+++ SUPPLIED DATA

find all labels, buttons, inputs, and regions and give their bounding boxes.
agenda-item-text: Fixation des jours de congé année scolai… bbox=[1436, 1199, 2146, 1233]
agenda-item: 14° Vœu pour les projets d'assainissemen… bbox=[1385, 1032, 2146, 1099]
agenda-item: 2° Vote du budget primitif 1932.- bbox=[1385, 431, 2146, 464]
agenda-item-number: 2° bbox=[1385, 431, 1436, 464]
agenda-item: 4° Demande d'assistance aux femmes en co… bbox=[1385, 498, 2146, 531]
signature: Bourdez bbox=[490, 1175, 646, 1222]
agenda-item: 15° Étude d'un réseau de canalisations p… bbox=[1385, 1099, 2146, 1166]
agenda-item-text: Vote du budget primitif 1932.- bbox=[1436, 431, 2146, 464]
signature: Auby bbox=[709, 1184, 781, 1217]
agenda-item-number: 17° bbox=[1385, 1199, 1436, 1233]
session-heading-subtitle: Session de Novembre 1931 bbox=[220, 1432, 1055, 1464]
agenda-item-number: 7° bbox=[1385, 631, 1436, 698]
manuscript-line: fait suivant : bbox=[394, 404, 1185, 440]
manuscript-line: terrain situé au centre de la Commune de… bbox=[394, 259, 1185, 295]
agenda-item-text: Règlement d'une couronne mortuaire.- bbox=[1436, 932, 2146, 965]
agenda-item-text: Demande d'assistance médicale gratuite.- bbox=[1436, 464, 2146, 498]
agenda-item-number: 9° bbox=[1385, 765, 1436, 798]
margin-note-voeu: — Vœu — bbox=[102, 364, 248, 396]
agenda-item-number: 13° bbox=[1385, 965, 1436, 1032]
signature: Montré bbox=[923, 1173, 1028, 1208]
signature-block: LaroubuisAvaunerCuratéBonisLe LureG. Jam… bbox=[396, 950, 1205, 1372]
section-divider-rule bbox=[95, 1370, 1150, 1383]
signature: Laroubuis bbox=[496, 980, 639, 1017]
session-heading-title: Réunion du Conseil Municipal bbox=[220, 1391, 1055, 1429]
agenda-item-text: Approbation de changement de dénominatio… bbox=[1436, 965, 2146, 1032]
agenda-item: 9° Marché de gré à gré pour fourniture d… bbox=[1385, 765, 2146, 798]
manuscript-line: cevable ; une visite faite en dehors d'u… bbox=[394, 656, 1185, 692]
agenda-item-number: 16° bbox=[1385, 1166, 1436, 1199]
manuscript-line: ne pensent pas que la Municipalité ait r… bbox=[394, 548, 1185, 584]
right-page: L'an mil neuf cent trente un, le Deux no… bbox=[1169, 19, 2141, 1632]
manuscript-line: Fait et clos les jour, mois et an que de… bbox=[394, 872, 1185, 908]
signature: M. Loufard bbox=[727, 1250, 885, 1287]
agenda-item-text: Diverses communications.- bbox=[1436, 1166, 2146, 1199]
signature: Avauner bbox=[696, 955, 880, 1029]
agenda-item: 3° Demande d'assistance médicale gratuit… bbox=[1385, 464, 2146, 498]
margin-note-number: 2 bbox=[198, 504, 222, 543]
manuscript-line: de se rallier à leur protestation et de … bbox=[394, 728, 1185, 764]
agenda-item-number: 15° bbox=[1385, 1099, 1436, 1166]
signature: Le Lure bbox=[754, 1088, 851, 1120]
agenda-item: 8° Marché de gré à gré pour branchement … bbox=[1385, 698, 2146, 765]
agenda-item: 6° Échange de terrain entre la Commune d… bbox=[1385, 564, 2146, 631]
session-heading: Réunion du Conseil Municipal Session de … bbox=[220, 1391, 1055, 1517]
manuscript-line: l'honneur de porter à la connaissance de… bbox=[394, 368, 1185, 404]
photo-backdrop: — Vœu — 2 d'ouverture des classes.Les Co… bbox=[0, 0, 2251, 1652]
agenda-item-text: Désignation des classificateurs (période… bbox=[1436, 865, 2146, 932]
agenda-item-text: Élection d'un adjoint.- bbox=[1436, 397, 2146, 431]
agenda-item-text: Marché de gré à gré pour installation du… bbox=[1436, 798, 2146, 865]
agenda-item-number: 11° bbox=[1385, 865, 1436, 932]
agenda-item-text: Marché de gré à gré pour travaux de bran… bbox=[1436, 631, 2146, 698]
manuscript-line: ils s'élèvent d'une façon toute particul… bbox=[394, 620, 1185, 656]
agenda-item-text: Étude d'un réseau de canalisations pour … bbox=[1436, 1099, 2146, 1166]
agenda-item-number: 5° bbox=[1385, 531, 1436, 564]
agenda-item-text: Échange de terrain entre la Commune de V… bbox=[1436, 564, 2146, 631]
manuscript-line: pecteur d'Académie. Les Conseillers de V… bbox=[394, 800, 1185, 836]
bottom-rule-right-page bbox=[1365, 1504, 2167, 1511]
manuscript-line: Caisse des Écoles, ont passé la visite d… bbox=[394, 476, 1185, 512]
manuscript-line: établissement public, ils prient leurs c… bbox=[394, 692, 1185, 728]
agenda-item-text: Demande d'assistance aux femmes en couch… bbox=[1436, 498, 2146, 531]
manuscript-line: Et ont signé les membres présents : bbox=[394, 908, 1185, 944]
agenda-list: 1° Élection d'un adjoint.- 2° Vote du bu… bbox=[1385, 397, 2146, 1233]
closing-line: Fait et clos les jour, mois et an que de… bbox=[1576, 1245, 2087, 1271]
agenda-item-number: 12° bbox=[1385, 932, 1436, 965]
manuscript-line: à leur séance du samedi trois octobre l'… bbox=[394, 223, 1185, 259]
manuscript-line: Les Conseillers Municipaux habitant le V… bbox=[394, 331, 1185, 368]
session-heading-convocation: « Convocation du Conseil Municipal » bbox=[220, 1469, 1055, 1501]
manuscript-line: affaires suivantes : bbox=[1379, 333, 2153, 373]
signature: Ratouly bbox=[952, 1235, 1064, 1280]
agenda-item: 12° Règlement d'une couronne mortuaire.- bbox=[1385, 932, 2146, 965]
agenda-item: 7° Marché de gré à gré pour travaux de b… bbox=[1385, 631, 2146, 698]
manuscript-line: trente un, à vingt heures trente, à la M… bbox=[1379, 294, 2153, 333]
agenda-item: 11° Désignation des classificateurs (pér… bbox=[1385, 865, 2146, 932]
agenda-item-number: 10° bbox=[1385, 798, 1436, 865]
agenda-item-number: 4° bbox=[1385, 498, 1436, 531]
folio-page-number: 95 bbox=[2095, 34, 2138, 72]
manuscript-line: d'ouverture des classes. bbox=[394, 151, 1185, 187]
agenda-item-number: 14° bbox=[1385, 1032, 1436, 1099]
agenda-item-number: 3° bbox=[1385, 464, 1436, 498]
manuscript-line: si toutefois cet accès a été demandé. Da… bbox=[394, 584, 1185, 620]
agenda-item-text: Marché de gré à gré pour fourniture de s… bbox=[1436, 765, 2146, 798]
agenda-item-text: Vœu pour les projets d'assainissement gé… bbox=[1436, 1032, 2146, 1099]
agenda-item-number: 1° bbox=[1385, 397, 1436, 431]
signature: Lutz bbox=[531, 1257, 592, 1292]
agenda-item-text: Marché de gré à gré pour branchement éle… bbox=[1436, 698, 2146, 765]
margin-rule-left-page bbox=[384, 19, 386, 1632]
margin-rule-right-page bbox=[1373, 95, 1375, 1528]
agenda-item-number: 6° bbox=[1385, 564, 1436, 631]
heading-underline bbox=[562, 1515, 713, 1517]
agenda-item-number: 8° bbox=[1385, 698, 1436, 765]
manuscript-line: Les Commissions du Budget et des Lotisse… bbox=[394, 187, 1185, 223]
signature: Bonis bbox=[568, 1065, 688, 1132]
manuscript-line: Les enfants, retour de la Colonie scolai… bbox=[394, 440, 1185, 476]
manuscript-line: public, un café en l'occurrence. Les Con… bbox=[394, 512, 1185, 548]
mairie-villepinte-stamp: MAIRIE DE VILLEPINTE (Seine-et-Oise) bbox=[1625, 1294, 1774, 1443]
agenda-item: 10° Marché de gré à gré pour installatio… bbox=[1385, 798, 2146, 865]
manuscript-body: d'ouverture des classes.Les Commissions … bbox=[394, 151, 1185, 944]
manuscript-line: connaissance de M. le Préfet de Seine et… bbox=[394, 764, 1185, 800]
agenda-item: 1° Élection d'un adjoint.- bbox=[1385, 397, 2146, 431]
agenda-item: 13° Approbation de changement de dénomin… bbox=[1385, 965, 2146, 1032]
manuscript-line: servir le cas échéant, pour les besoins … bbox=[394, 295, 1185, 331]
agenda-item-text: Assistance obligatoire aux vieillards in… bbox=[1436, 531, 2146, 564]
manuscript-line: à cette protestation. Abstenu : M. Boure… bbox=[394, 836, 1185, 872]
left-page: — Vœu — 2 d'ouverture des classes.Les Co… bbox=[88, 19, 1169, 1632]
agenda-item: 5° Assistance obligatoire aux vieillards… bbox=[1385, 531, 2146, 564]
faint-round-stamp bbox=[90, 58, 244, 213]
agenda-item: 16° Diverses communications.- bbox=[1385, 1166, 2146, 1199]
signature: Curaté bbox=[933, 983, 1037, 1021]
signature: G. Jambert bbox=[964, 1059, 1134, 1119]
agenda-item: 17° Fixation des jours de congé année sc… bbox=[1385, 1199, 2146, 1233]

++++++

▶ _STATED EXERCISE_:
Lay out the records, from the very first line through the line that contains "manuscript-line: fait suivant", as a Markdown table with the columns Row and Line, giving each line its row number and leaving out blank lines. Include both of those lines and nothing past them.

▶ _THE SOLUTION_:
| Row | Line |
|---|---|
| 1 | find all labels, buttons, inputs, and regions and give their bounding boxes. |
| 2 | agenda-item-text: Fixation des jours de congé année scolai… bbox=[1436, 1199, 2146, 1233] |
| 3 | agenda-item: 14° Vœu pour les projets d'assainissemen… bbox=[1385, 1032, 2146, 1099] |
| 4 | agenda-item: 2° Vote du budget primitif 1932.- bbox=[1385, 431, 2146, 464] |
| 5 | agenda-item-number: 2° bbox=[1385, 431, 1436, 464] |
| 6 | agenda-item: 4° Demande d'assistance aux femmes en co… bbox=[1385, 498, 2146, 531] |
| 7 | signature: Bourdez bbox=[490, 1175, 646, 1222] |
| 8 | agenda-item: 15° Étude d'un réseau de canalisations p… bbox=[1385, 1099, 2146, 1166] |
| 9 | agenda-item-text: Vote du budget primitif 1932.- bbox=[1436, 431, 2146, 464] |
| 10 | signature: Auby bbox=[709, 1184, 781, 1217] |
| 11 | agenda-item-number: 17° bbox=[1385, 1199, 1436, 1233] |
| 12 | session-heading-subtitle: Session de Novembre 1931 bbox=[220, 1432, 1055, 1464] |
| 13 | agenda-item-number: 7° bbox=[1385, 631, 1436, 698] |
| 14 | manuscript-line: fait suivant : bbox=[394, 404, 1185, 440] |